-- OBJECTIVE --
Go through the material below and copy each line where the word "VCCI" appears.

+++ RECORDS FOR PROCESSING

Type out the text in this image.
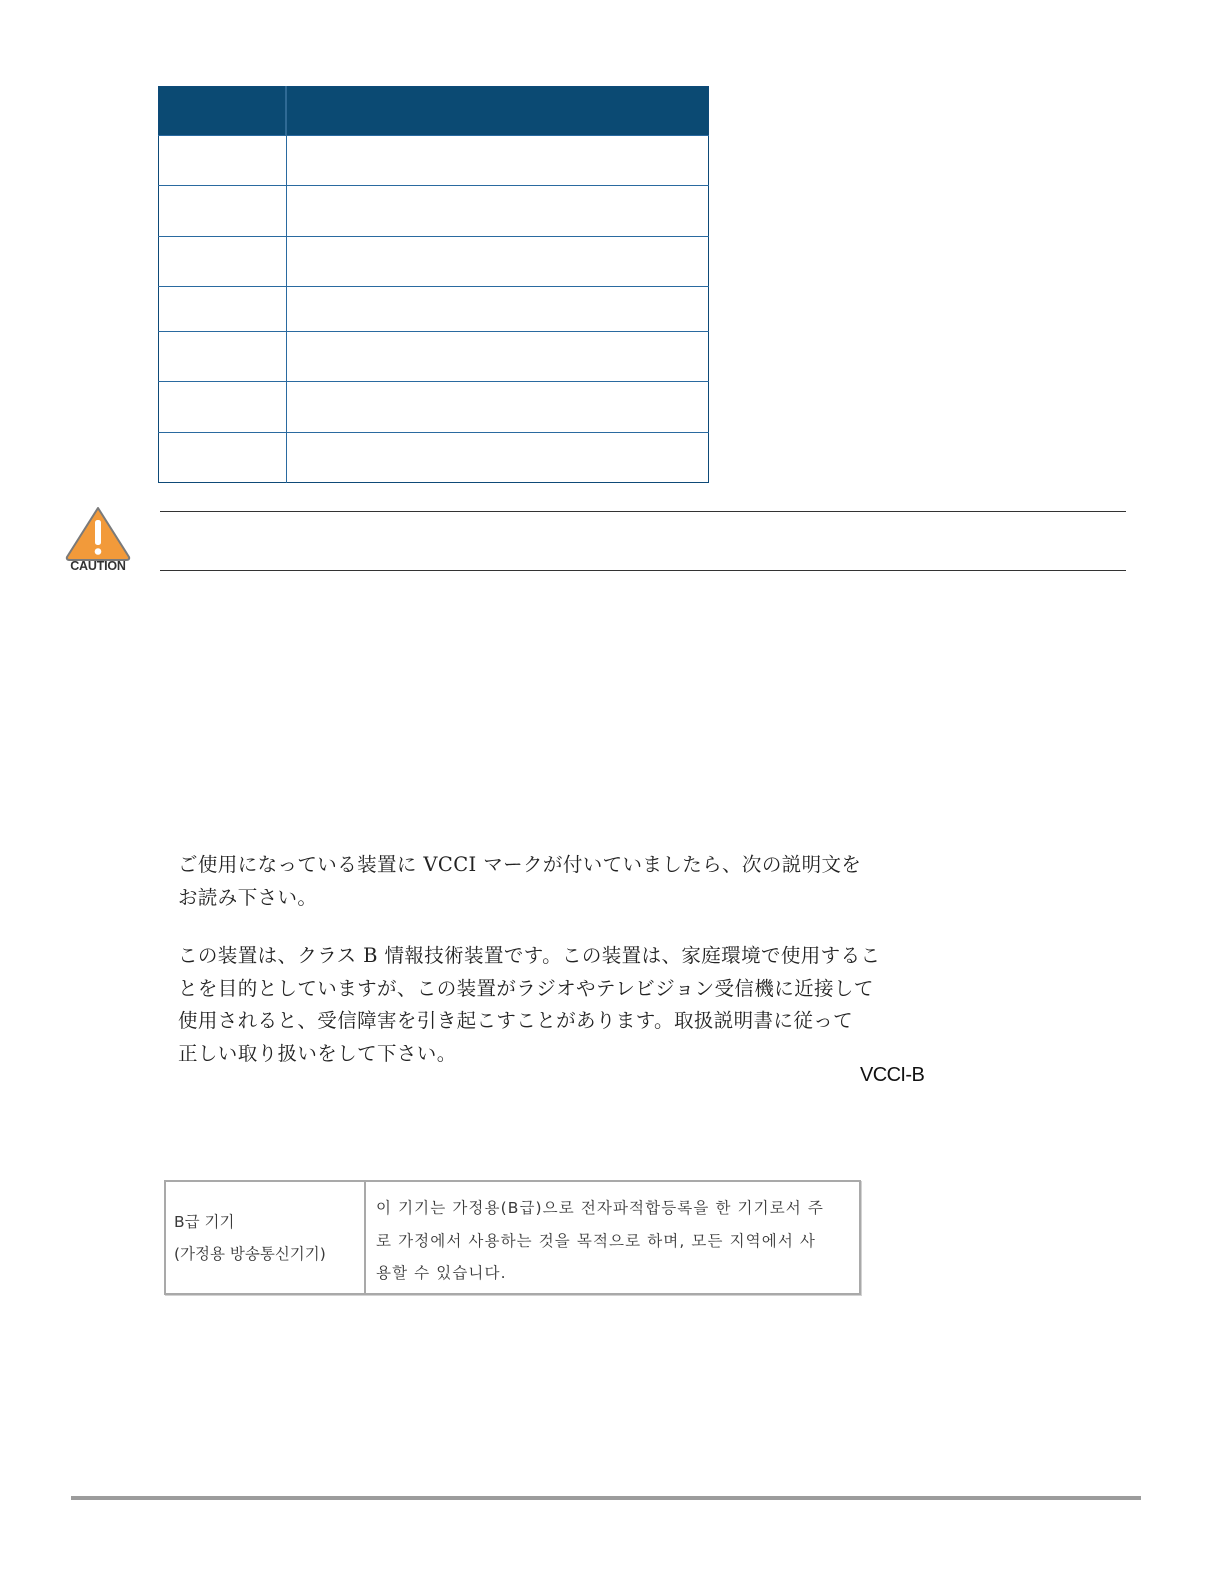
CAUTION

ご使用になっている装置に VCCI マークが付いていましたら、次の説明文を
お読み下さい。

この装置は、クラス B 情報技術装置です。この装置は、家庭環境で使用するこ
とを目的としていますが、この装置がラジオやテレビジョン受信機に近接して
使用されると、受信障害を引き起こすことがあります。取扱説明書に従って
正しい取り扱いをして下さい。

VCCI-B
B급 기기
(가정용 방송통신기기)	이 기기는 가정용(B급)으로 전자파적합등록을 한 기기로서 주
로 가정에서 사용하는 것을 목적으로 하며, 모든 지역에서 사
용할 수 있습니다.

++++++

-- EXERCISE SOLUTION --
ご使用になっている装置に VCCI マークが付いていましたら、次の説明文を
VCCI-B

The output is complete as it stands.